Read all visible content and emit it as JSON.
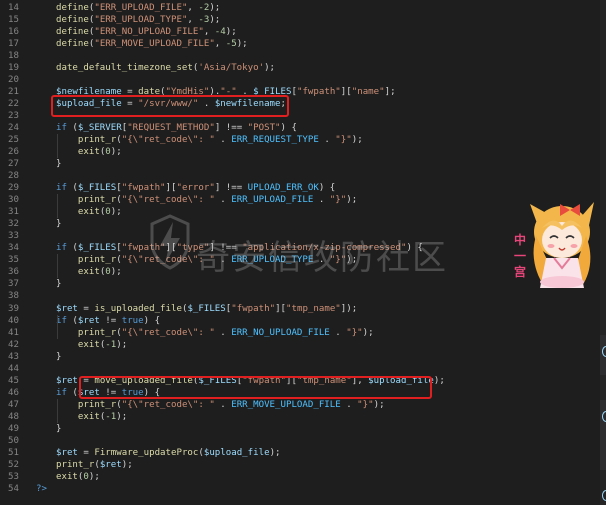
{
  "editor": {
    "lines": [
      {
        "n": "14",
        "t": "define(\"ERR_UPLOAD_FILE\", -2);"
      },
      {
        "n": "15",
        "t": "define(\"ERR_UPLOAD_TYPE\", -3);"
      },
      {
        "n": "16",
        "t": "define(\"ERR_NO_UPLOAD_FILE\", -4);"
      },
      {
        "n": "17",
        "t": "define(\"ERR_MOVE_UPLOAD_FILE\", -5);"
      },
      {
        "n": "18",
        "t": ""
      },
      {
        "n": "19",
        "t": "date_default_timezone_set('Asia/Tokyo');"
      },
      {
        "n": "20",
        "t": ""
      },
      {
        "n": "21",
        "t": "$newfilename = date(\"YmdHis\").\"-\" . $_FILES[\"fwpath\"][\"name\"];"
      },
      {
        "n": "22",
        "t": "$upload_file = \"/svr/www/\" . $newfilename;"
      },
      {
        "n": "23",
        "t": ""
      },
      {
        "n": "24",
        "t": "if ($_SERVER[\"REQUEST_METHOD\"] !== \"POST\") {"
      },
      {
        "n": "25",
        "t": "    print_r(\"{\\\"ret_code\\\": \" . ERR_REQUEST_TYPE . \"}\");"
      },
      {
        "n": "26",
        "t": "    exit(0);"
      },
      {
        "n": "27",
        "t": "}"
      },
      {
        "n": "28",
        "t": ""
      },
      {
        "n": "29",
        "t": "if ($_FILES[\"fwpath\"][\"error\"] !== UPLOAD_ERR_OK) {"
      },
      {
        "n": "30",
        "t": "    print_r(\"{\\\"ret_code\\\": \" . ERR_UPLOAD_FILE . \"}\");"
      },
      {
        "n": "31",
        "t": "    exit(0);"
      },
      {
        "n": "32",
        "t": "}"
      },
      {
        "n": "33",
        "t": ""
      },
      {
        "n": "34",
        "t": "if ($_FILES[\"fwpath\"][\"type\"] !== \"application/x-zip-compressed\") {"
      },
      {
        "n": "35",
        "t": "    print_r(\"{\\\"ret_code\\\": \" . ERR_UPLOAD_TYPE . \"}\");"
      },
      {
        "n": "36",
        "t": "    exit(0);"
      },
      {
        "n": "37",
        "t": "}"
      },
      {
        "n": "38",
        "t": ""
      },
      {
        "n": "39",
        "t": "$ret = is_uploaded_file($_FILES[\"fwpath\"][\"tmp_name\"]);"
      },
      {
        "n": "40",
        "t": "if ($ret != true) {"
      },
      {
        "n": "41",
        "t": "    print_r(\"{\\\"ret_code\\\": \" . ERR_NO_UPLOAD_FILE . \"}\");"
      },
      {
        "n": "42",
        "t": "    exit(-1);"
      },
      {
        "n": "43",
        "t": "}"
      },
      {
        "n": "44",
        "t": ""
      },
      {
        "n": "45",
        "t": "$ret = move_uploaded_file($_FILES[\"fwpath\"][\"tmp_name\"], $upload_file);"
      },
      {
        "n": "46",
        "t": "if ($ret != true) {"
      },
      {
        "n": "47",
        "t": "    print_r(\"{\\\"ret_code\\\": \" . ERR_MOVE_UPLOAD_FILE . \"}\");"
      },
      {
        "n": "48",
        "t": "    exit(-1);"
      },
      {
        "n": "49",
        "t": "}"
      },
      {
        "n": "50",
        "t": ""
      },
      {
        "n": "51",
        "t": "$ret = Firmware_updateProc($upload_file);"
      },
      {
        "n": "52",
        "t": "print_r($ret);"
      },
      {
        "n": "53",
        "t": "exit(0);"
      },
      {
        "n": "54",
        "t": "?>"
      }
    ]
  },
  "watermark": {
    "text": "奇安信攻防社区",
    "logo_icon": "lightning-shield-logo"
  },
  "mascot": {
    "icon": "anime-girl-sticker",
    "caption": "中一宫"
  },
  "colors": {
    "background": "#1e1e1e",
    "keyword": "#569cd6",
    "function": "#dcdcaa",
    "string": "#ce9178",
    "variable": "#9cdcfe",
    "number": "#b5cea8",
    "constant": "#4fc1ff",
    "highlight_box": "#e02020"
  }
}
+ + +
• Exercise details
Check the records above line by line and tally those holding the string "fwpath". Answer with the number only.

• Task result
5